The exercise: Locate the lines where "this" occurs and copy them as they stand.

##### Given entries #####

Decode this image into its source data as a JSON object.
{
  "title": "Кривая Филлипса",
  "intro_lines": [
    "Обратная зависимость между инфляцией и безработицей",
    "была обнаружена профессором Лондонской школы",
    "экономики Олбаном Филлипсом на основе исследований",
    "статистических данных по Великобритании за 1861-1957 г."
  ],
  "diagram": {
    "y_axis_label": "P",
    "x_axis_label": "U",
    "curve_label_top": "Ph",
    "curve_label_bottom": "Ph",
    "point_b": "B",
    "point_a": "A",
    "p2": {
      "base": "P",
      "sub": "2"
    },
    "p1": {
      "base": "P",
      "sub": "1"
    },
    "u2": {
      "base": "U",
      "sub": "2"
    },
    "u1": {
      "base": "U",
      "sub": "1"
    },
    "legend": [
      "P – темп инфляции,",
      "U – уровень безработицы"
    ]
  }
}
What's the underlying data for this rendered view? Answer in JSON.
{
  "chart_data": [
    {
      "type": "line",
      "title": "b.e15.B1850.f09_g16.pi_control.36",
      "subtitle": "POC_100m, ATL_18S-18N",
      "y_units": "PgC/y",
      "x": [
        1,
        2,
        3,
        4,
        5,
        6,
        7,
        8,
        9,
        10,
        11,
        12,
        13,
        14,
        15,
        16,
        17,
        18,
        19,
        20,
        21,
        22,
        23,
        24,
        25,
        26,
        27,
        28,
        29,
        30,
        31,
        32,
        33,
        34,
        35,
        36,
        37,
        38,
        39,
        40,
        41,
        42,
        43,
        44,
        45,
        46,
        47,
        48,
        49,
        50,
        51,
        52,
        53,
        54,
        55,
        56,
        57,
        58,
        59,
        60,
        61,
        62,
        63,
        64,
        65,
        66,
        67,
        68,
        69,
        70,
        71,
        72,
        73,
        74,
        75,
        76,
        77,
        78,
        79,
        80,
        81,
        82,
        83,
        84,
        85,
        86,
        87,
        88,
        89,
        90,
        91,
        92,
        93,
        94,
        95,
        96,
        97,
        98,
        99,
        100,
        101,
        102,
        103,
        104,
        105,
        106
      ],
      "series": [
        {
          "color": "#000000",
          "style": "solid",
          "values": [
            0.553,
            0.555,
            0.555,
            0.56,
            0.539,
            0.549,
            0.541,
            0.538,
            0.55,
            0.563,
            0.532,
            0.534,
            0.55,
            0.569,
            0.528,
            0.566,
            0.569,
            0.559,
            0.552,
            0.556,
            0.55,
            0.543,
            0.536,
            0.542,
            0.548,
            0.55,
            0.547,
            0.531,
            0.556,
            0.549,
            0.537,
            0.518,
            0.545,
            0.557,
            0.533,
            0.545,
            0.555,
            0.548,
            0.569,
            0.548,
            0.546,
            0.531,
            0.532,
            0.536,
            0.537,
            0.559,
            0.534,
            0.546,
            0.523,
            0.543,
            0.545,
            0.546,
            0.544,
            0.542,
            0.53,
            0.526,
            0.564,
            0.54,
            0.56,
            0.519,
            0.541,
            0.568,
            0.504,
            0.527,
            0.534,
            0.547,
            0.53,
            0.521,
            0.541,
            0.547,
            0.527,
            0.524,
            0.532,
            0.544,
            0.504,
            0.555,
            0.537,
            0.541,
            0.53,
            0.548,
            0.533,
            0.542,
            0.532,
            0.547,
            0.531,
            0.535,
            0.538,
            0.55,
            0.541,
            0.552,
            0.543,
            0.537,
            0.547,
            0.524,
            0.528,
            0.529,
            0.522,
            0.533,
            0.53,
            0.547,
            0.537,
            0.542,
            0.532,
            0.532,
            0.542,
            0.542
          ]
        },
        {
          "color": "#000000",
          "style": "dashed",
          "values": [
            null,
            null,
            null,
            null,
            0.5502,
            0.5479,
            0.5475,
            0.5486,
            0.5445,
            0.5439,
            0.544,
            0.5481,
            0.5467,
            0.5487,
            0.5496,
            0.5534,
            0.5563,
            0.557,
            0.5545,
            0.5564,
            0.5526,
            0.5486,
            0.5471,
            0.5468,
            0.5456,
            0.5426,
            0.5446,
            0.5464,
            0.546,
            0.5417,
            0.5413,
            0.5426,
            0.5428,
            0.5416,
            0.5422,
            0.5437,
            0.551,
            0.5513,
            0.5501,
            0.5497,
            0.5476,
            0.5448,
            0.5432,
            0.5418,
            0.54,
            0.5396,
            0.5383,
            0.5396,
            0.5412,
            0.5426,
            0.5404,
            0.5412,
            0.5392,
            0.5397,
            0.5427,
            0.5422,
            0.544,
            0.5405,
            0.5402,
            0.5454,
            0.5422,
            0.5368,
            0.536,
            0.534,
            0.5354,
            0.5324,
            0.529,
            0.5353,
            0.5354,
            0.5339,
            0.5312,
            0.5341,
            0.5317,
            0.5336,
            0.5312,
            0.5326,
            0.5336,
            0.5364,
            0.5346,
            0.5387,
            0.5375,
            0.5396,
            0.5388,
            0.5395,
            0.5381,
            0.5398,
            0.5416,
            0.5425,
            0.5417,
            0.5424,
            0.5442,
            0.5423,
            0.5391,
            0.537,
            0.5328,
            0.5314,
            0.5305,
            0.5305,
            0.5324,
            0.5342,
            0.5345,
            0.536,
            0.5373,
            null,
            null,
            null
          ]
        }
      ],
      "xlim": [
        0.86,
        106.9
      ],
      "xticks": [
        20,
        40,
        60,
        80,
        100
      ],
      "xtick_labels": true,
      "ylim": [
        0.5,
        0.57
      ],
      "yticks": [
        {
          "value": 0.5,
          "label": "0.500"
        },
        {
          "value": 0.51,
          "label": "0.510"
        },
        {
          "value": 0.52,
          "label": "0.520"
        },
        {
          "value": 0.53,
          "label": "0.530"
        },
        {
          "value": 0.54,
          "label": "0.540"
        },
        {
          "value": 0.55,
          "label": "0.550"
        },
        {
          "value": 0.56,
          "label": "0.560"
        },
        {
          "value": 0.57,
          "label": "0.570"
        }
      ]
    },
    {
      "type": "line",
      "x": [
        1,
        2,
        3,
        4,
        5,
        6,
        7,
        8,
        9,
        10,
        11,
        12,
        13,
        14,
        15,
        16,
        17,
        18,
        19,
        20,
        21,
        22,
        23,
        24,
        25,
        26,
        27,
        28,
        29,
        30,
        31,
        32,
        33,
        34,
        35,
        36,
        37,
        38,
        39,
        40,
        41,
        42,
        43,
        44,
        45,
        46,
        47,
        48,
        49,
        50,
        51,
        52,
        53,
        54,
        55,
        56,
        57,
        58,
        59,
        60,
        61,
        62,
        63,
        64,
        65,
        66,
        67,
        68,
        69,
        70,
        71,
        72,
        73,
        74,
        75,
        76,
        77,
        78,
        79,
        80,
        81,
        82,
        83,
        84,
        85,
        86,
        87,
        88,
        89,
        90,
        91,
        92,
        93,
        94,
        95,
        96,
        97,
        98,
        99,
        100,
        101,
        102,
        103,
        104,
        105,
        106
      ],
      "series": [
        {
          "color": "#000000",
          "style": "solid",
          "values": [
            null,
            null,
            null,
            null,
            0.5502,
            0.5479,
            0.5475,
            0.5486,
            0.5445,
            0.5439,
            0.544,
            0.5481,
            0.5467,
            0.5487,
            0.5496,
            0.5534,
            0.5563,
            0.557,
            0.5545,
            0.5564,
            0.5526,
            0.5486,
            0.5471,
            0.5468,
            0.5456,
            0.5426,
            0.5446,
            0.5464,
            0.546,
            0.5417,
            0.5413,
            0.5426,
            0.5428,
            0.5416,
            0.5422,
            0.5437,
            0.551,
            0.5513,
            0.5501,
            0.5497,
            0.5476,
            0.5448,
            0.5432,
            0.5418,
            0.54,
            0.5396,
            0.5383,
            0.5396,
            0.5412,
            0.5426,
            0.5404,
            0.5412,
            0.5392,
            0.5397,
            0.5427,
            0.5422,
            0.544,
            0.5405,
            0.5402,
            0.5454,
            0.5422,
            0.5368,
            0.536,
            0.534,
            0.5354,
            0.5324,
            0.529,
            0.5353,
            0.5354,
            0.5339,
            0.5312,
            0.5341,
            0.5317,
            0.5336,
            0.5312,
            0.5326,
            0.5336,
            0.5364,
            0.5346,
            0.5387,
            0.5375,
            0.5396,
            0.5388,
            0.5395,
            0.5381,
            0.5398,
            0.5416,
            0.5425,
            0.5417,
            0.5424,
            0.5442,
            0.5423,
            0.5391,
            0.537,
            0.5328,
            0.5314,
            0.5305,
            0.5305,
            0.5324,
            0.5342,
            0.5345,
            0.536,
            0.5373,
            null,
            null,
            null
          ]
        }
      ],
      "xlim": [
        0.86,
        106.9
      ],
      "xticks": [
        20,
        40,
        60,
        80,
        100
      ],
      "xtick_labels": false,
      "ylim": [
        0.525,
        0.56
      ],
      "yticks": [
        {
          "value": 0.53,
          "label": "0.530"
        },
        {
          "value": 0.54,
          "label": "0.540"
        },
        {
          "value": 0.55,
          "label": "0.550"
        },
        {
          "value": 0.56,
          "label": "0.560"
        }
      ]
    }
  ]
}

#####

Full solution:
Decode this image into its source data as a JSON object.
What's the underlying data for this rendered view? Answer in JSON.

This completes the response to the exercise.